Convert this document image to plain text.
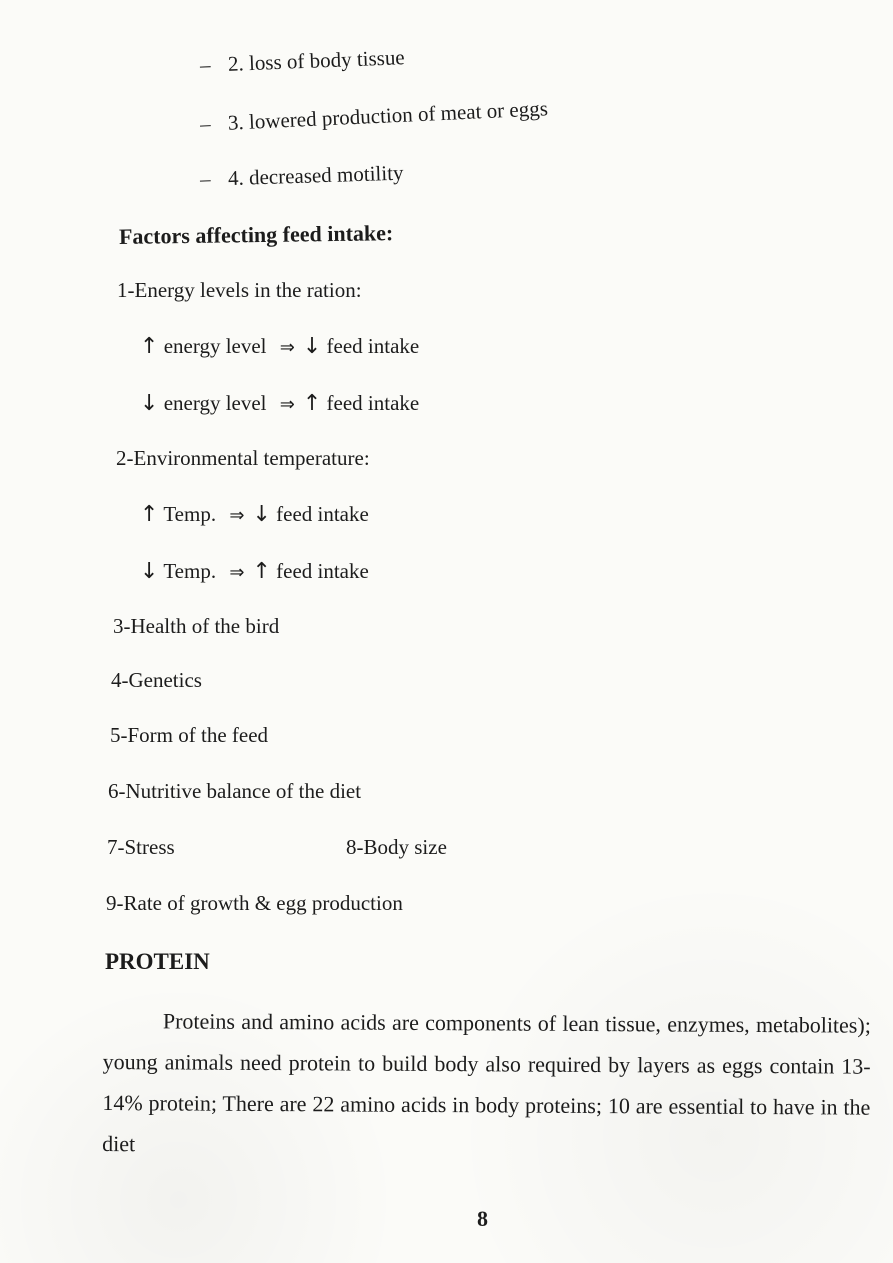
– 2. loss of body tissue
– 3. lowered production of meat or eggs
– 4. decreased motility
Factors affecting feed intake:
1-Energy levels in the ration:
↑ energy level ⇒ ↓ feed intake
↓ energy level ⇒ ↑ feed intake
2-Environmental temperature:
↑ Temp. ⇒ ↓ feed intake
↓ Temp. ⇒ ↑ feed intake
3-Health of the bird
4-Genetics
5-Form of the feed
6-Nutritive balance of the diet
7-Stress	8-Body size
9-Rate of growth & egg production
PROTEIN
Proteins and amino acids are components of lean tissue, enzymes, metabolites); young animals need protein to build body also required by layers as eggs contain 13-14% protein; There are 22 amino acids in body proteins; 10 are essential to have in the diet
8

--*--

> [Your task]:
The answer should consist of all lines from the records above that hold the word "diet".

> [Reply to the exercise]:
6-Nutritive balance of the diet
Proteins and amino acids are components of lean tissue, enzymes, metabolites); young animals need protein to build body also required by layers as eggs contain 13-14% protein; There are 22 amino acids in body proteins; 10 are essential to have in the diet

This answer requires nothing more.